(Dataset records on visual material)
════════════════════
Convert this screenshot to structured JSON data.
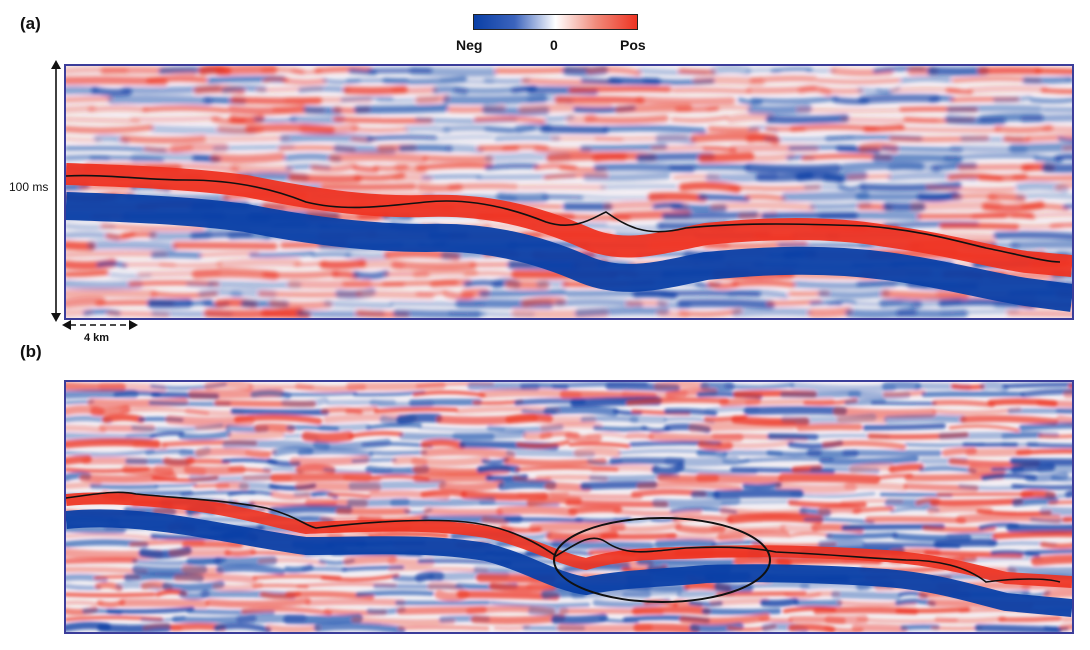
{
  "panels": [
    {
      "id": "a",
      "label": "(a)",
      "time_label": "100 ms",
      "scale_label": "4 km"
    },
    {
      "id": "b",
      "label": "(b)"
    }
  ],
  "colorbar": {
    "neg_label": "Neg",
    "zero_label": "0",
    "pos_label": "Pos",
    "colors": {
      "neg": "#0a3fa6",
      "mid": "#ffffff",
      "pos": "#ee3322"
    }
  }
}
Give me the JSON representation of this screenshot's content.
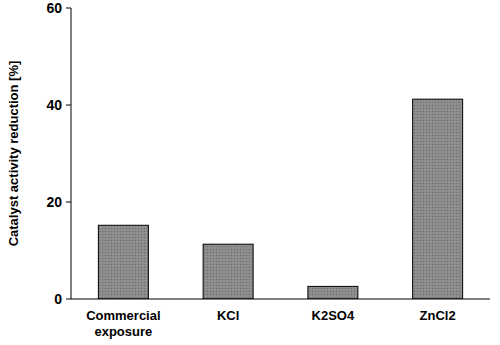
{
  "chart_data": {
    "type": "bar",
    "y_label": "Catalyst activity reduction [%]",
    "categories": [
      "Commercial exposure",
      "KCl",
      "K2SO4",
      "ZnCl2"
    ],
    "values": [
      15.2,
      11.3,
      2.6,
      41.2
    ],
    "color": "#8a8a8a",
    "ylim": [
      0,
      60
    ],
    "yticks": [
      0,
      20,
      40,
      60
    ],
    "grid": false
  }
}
════════════════════
- [Challenge]
Repeat the data exactly in full, omitting its pictures.

- [Exercise solution]
Convert this screenshot to structured JSON data.
{
  "panels": [
    {
      "id": "a",
      "label": "(a)",
      "time_label": "100 ms",
      "scale_label": "4 km"
    },
    {
      "id": "b",
      "label": "(b)"
    }
  ],
  "colorbar": {
    "neg_label": "Neg",
    "zero_label": "0",
    "pos_label": "Pos",
    "colors": {
      "neg": "#0a3fa6",
      "mid": "#ffffff",
      "pos": "#ee3322"
    }
  }
}
Give me the JSON representation of this screenshot's content.
{
  "chart_data": {
    "type": "bar",
    "y_label": "Catalyst activity reduction [%]",
    "categories": [
      "Commercial exposure",
      "KCl",
      "K2SO4",
      "ZnCl2"
    ],
    "values": [
      15.2,
      11.3,
      2.6,
      41.2
    ],
    "color": "#8a8a8a",
    "ylim": [
      0,
      60
    ],
    "yticks": [
      0,
      20,
      40,
      60
    ],
    "grid": false
  }
}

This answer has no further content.